◆ **Directive**:
Each line that includes "JSON" counts once; give the total and nothing besides.

◆ **Excerpted records**:

------------------------

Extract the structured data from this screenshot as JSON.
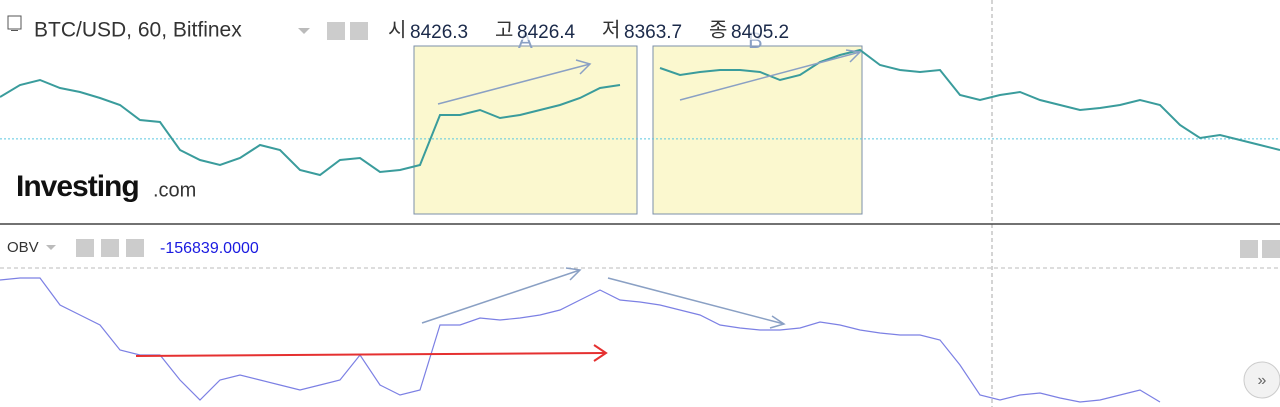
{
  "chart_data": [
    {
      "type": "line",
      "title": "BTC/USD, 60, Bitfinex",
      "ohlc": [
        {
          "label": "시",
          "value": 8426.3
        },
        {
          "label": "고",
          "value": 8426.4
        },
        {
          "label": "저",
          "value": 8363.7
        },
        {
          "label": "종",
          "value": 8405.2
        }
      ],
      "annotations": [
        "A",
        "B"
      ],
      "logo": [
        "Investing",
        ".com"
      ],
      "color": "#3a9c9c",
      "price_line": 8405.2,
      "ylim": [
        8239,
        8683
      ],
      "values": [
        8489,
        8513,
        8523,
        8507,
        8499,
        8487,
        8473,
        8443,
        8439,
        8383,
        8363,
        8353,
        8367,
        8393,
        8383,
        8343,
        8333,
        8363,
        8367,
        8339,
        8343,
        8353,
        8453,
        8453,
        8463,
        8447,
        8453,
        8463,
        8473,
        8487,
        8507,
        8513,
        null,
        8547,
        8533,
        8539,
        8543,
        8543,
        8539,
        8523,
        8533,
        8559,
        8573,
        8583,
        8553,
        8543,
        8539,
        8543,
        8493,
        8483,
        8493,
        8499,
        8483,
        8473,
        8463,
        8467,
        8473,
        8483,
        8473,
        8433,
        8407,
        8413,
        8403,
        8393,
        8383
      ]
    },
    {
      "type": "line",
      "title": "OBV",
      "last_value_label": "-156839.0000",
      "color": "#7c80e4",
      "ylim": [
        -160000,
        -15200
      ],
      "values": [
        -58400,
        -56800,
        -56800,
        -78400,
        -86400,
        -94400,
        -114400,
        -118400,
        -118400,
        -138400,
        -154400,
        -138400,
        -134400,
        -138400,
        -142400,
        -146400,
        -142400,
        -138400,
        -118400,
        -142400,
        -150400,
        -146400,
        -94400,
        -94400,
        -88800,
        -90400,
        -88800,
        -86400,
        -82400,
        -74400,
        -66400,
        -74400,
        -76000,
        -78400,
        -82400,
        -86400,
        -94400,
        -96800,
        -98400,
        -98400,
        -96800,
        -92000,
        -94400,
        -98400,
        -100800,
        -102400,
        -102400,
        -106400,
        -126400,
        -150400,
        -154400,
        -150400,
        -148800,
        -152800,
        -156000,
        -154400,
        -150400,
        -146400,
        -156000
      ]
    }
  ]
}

------------------------

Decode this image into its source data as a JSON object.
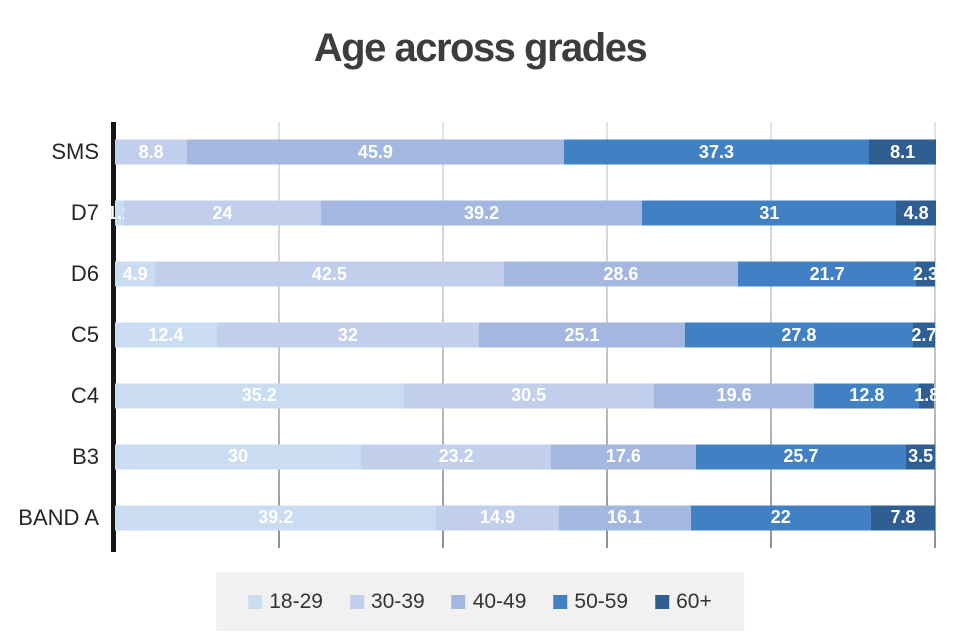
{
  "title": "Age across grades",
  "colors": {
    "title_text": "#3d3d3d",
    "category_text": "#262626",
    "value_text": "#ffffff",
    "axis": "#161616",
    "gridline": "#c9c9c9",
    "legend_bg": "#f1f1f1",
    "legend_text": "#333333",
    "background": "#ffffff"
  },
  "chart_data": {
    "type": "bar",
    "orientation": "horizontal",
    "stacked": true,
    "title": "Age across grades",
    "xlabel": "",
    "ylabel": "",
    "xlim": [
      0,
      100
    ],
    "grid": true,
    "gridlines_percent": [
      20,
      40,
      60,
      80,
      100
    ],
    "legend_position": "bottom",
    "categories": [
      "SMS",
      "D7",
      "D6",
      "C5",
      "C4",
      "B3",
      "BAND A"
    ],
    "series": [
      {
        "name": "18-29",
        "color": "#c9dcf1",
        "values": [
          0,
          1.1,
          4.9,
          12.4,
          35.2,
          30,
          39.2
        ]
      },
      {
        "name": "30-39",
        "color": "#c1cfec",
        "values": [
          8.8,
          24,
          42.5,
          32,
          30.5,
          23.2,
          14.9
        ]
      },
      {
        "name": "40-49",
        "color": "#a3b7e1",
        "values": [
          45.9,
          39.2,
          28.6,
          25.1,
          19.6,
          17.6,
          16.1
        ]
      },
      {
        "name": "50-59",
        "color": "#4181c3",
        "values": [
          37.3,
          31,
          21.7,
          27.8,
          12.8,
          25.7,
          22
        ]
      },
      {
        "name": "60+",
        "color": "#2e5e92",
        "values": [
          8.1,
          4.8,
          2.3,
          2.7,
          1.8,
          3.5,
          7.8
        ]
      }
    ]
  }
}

------------------------

◆ **Complete response**:
2